This is an advanced feature, for most cases the default value should be sufficient. More details are given in the
documentation of :func:`threads() <galario.double.threads>`.


.. _cookbook_meshgrid:

Computing the (R.A., Dec.) coordinate mesh grid for the image creation
----------------------------------------------------------------------
In this recipe we will adopt the definitions described in the :ref:`image specifications <technical_requirements_image_specs>`.

To compute a model image defined in the real :math:`(R.A., Dec.)` space, it is necessary to map the pixel indices to the
celestial coordinates. This can be easily done with the :func:`get_coords_meshgrid() <galario.double.get_coords_meshgrid>`
function (see an example below).

In general, the :math:`(R.A., Dec.)` coordinates of the pixel centers can be computed as:

.. code:: python

    import numpy as np

    # axes indices
    x = (np.linspace(0.5, -0.5 + 1./float(ncol), ncol)) * ncol * dxy               # R.A.

EXTRACTED INFORMATION -
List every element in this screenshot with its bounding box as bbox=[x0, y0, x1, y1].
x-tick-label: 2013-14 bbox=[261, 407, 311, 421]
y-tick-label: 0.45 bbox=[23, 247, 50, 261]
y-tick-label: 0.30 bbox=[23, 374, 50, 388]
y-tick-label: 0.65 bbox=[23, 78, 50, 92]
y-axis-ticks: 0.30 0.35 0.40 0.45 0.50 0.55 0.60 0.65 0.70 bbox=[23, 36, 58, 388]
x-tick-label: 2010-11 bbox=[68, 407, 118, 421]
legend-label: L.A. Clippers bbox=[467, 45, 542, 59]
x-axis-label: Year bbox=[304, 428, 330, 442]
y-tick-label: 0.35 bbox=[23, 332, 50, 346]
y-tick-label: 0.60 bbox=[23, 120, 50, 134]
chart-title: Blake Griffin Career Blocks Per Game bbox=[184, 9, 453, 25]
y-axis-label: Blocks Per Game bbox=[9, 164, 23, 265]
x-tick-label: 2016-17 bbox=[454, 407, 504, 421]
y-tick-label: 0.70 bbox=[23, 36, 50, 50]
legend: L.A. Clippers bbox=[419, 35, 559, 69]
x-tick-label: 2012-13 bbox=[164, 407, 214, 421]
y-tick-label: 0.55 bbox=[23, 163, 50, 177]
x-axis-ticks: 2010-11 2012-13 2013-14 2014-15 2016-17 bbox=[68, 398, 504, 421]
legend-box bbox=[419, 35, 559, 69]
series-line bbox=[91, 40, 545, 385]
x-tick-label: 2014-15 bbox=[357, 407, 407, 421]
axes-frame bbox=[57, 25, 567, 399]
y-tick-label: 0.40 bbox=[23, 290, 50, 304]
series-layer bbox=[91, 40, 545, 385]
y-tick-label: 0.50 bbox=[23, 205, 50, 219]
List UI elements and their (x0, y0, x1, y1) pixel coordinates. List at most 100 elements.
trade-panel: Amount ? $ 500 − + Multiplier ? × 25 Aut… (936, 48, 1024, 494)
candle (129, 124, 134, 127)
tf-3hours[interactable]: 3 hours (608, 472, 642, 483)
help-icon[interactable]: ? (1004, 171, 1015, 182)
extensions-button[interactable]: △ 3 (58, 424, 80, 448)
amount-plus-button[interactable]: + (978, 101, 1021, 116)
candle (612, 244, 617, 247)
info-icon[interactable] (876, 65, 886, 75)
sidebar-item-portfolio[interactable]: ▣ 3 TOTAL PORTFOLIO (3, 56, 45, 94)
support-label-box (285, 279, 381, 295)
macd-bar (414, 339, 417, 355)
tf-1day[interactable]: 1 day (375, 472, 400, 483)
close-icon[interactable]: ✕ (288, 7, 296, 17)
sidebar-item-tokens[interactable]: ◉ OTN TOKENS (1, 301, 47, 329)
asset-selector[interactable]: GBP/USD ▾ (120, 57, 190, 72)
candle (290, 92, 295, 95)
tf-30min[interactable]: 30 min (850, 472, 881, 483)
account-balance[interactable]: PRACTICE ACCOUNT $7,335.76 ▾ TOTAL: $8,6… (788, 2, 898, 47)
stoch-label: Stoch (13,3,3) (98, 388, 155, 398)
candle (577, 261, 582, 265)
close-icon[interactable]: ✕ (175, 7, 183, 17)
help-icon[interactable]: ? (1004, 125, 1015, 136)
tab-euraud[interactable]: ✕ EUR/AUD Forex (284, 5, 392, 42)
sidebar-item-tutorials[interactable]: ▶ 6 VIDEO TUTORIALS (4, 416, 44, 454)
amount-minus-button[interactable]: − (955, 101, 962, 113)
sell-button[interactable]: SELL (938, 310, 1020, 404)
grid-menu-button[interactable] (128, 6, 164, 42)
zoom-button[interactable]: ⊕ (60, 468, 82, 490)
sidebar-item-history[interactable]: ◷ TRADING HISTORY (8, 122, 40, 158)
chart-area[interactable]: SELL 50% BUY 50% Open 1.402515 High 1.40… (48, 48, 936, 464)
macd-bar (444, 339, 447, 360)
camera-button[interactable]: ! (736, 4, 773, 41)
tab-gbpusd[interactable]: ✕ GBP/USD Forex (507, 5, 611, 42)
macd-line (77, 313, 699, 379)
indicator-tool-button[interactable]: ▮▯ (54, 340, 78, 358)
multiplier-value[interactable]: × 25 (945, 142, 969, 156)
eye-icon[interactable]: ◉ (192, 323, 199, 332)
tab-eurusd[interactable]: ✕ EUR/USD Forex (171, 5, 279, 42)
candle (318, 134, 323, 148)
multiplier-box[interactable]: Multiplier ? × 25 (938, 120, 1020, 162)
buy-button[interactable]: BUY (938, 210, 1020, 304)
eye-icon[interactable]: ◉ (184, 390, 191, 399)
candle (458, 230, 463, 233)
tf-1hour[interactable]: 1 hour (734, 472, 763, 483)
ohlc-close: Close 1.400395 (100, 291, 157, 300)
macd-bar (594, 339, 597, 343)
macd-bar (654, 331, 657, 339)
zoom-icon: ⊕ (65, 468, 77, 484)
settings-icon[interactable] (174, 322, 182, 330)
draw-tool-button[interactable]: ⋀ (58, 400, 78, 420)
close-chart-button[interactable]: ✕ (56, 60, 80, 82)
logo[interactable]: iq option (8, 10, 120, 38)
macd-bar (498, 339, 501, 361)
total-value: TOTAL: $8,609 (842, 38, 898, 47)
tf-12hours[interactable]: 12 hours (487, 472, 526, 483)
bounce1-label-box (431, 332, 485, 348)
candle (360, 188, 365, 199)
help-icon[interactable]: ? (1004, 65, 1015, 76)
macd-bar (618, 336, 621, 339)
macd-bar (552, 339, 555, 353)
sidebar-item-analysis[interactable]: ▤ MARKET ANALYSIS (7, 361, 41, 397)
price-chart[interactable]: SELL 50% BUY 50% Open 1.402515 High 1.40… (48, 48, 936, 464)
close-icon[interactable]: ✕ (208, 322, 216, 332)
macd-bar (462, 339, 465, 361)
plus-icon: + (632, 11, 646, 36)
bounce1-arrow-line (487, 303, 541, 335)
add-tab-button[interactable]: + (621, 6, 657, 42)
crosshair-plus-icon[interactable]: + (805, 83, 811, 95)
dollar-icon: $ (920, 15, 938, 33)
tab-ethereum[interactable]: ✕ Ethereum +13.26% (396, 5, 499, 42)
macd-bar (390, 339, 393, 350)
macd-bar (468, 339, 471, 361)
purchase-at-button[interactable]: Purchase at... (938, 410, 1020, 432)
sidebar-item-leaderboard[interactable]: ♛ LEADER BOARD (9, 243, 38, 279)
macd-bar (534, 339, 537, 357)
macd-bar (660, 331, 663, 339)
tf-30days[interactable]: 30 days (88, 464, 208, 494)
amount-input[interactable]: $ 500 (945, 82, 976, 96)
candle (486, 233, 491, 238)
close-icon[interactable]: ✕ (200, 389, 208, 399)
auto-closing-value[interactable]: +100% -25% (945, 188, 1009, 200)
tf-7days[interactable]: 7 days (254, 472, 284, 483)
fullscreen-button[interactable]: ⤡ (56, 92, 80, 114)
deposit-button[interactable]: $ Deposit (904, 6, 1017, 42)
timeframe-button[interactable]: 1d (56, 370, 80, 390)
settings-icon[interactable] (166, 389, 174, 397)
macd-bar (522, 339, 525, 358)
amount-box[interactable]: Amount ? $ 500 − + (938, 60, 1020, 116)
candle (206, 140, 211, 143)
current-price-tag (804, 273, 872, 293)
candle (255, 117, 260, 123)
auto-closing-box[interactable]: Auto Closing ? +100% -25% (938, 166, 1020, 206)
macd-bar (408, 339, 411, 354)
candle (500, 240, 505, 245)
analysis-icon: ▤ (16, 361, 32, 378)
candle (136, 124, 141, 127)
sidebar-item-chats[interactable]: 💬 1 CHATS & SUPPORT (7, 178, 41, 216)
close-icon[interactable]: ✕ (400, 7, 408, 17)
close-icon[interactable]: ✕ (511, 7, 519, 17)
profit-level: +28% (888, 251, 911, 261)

SHORT PROBLEM 1 - Print the part of the mesh grid documentation that opens with the words containing "To compute a" and closes with "an example below).".
SHORT PROBLEM 2 - Translate this sentence from the mesh grid documentation into Spanish: "This is an advanced feature, for most cases the default value should be sufficient."
SHORT PROBLEM 3 - Carry on writing the documentation on computing the coordinate mesh grid from the point where it ends.

FINAL ANSWER 1 -
To compute a model image defined in the real :math:`(R.A., Dec.)` space, it is necessary to map the pixel indices to the
celestial coordinates. This can be easily done with the :func:`get_coords_meshgrid() <galario.double.get_coords_meshgrid>`
function (see an example below).

FINAL ANSWER 2 - Esta es una función avanzada, en la mayoría de los casos el valor predeterminado debería ser suficiente.

FINAL ANSWER 3 -
    y = (np.linspace(0.5, -0.5 + 1./float(nrow), nrow)) * nrow * dxy * v_origin    # Dec.

where `nrow` and `ncol` are the number of rows and columns respectively, `dxy` is the pixel size :math:`\Delta_{xy}` (in radians)
and `v_origin=1` for `origin=upper`, `v_origin=-1` for `origin=lower`. `x` and `y` contain the :math:`(R.A., Dec.)` coordinates
reported in the Figure of the :ref:`image specifications <technical_requirements_image_specs>` page.

A coordinate mesh grid can be created with:

.. code:: python

    import numpy as np

    x_m, y_m = np.meshgrid(x, y)  # (x, y) mesh grid
    R_m = np.hypot(x_m, y_m)      # radial mesh grid

`x_m` and `y_m` contain the :math:`(R.A., Dec.)` meshgrid, while `R_m` is the radial meshgrid containing radial distance
from the centre (which is always located in the `[i, j]=[Nxy/2, Nxy/2]` pixel), useful for axisymmetric brightness functions.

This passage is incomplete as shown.